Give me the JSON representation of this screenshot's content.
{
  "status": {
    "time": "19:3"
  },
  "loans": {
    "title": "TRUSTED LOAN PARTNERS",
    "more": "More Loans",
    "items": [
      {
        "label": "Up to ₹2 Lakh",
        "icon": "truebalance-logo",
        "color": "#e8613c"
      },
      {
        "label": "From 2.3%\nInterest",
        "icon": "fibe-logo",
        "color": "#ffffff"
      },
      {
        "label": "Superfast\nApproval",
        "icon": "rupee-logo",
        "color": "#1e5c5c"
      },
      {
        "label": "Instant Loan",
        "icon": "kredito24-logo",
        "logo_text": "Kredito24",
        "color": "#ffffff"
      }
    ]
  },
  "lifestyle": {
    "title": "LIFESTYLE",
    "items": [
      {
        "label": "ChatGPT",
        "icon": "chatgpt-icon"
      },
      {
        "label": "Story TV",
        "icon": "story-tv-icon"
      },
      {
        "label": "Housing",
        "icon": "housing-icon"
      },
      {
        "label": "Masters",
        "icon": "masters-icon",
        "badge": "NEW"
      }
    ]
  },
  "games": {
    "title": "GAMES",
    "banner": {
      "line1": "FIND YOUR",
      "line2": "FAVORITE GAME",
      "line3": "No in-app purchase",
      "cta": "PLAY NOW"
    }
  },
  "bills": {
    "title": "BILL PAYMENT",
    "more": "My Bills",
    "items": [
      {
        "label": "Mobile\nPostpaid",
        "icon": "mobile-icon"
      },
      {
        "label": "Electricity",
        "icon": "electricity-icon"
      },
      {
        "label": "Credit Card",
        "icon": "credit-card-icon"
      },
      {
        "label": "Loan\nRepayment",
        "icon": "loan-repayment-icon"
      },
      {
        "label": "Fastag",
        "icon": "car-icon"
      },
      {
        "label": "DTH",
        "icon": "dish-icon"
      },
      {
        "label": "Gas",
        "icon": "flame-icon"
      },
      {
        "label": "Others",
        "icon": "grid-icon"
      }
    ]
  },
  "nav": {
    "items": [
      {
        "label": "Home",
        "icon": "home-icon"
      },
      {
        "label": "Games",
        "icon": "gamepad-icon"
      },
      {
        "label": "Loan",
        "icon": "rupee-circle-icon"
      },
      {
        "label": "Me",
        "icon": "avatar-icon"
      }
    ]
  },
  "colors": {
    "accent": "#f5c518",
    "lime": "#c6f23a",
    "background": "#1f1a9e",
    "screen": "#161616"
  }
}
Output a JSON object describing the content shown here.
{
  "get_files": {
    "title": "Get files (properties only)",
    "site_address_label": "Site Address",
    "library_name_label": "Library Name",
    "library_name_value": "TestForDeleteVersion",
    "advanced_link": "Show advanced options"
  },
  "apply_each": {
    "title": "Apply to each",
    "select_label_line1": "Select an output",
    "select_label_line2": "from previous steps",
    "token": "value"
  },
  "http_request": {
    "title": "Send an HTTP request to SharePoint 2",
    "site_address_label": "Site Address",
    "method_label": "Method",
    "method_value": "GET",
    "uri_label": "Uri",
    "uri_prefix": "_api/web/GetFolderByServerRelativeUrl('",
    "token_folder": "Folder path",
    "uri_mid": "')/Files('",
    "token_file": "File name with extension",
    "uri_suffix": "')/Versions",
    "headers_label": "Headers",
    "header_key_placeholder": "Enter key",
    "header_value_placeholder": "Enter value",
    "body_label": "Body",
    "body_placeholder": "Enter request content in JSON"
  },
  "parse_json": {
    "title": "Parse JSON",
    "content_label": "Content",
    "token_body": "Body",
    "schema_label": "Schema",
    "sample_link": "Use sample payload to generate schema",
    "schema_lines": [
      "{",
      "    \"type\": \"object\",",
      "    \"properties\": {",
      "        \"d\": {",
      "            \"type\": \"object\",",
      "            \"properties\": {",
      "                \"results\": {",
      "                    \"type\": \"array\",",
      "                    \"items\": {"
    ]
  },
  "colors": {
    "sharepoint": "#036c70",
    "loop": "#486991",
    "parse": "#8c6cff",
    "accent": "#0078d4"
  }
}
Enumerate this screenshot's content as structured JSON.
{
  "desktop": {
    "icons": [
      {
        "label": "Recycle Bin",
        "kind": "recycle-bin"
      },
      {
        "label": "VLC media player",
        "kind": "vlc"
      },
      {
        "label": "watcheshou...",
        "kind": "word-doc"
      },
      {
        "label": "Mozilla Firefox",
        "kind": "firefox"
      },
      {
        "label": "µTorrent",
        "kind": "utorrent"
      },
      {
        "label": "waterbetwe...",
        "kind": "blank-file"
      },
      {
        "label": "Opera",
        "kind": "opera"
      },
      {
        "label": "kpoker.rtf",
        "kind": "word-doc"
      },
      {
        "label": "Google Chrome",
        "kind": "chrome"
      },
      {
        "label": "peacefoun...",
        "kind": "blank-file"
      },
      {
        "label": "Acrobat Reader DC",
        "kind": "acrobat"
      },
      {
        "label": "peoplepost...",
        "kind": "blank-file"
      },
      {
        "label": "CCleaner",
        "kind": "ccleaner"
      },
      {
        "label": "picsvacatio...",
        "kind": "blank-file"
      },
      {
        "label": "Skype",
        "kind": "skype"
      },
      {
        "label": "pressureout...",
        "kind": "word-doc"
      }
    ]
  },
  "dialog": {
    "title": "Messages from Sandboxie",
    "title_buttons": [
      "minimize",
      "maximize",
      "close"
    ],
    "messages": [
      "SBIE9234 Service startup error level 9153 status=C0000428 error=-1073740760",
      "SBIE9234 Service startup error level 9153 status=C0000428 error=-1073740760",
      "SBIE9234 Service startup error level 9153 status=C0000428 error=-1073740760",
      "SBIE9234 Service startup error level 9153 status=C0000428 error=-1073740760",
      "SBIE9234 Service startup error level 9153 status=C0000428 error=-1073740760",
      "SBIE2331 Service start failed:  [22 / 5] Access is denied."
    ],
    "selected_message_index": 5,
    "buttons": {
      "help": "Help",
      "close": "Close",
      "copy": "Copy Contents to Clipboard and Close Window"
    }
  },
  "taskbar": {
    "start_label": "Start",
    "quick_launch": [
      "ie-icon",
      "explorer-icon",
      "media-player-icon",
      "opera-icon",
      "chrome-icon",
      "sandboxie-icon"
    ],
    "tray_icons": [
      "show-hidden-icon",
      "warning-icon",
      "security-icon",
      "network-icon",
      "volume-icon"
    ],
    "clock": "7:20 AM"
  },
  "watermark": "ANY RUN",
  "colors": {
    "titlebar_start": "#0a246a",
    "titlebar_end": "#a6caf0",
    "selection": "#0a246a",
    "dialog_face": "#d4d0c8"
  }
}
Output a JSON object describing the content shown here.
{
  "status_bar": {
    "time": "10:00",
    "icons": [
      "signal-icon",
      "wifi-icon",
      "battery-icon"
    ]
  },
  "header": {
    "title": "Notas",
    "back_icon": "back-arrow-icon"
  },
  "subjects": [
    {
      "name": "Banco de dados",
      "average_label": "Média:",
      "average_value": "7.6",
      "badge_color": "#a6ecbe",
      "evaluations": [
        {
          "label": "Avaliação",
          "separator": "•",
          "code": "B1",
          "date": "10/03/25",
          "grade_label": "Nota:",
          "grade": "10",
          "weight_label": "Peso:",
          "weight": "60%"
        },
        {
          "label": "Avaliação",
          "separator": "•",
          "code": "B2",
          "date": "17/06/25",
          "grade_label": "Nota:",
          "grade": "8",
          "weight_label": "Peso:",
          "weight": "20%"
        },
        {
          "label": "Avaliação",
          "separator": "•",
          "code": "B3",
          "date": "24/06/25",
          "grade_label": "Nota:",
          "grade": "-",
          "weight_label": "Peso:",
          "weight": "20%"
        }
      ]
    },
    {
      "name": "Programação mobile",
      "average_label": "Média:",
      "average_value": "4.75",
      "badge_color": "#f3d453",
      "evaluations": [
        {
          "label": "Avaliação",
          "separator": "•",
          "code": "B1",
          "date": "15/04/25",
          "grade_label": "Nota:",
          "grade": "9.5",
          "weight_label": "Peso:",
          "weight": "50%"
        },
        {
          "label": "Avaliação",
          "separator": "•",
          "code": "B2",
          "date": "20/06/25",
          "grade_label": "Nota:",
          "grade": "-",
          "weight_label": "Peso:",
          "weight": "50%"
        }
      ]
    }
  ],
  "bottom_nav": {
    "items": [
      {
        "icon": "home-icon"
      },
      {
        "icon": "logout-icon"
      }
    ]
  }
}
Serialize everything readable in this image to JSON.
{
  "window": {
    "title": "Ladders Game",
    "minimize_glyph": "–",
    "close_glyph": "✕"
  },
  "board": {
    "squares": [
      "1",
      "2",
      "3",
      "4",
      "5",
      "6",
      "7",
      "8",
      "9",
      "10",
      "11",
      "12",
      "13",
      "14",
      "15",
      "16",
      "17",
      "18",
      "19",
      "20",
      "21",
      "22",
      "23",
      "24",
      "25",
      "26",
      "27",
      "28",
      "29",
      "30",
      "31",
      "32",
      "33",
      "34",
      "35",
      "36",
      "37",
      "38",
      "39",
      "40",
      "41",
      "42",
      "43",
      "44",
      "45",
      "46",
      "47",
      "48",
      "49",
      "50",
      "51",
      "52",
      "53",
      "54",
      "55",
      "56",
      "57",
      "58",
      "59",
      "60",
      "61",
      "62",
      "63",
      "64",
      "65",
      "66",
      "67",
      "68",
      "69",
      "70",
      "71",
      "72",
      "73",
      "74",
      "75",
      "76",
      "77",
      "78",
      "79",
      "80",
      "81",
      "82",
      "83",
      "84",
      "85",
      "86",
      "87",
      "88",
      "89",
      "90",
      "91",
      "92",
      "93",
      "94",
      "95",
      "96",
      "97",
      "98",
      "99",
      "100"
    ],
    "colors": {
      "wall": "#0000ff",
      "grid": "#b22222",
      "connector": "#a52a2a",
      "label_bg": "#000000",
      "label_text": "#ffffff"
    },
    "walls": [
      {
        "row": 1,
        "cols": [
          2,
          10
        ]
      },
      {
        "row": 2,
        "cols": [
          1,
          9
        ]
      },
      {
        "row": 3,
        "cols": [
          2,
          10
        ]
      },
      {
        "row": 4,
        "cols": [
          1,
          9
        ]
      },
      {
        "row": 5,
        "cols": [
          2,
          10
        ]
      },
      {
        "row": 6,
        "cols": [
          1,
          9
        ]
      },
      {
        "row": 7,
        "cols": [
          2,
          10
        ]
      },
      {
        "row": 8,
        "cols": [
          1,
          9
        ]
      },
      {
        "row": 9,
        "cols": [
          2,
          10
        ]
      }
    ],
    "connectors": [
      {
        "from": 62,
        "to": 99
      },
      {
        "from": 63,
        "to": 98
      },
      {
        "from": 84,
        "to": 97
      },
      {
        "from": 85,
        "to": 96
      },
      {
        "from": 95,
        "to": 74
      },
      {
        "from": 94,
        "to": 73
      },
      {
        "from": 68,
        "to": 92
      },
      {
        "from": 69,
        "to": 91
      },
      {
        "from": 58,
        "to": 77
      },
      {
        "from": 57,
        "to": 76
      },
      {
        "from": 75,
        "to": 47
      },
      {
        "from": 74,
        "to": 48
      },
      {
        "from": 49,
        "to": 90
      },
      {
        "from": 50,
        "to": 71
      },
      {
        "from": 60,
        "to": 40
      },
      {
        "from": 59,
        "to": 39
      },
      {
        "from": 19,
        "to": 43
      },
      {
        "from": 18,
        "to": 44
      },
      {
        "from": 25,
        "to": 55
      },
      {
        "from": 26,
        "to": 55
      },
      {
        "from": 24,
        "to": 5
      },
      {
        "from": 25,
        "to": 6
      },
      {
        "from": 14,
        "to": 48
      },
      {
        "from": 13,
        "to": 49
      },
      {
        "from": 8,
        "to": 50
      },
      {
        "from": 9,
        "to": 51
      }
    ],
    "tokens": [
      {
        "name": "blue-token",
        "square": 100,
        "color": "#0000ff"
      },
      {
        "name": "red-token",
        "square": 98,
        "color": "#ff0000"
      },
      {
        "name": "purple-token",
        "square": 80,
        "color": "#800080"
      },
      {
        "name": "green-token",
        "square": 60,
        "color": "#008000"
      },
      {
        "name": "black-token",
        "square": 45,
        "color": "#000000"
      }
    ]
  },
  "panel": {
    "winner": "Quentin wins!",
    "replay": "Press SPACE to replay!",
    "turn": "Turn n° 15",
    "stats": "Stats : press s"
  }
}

----------

Gather up the lines containing the word "player" from these records and copy them.

        "label": "VLC media player",
      "media-player-icon",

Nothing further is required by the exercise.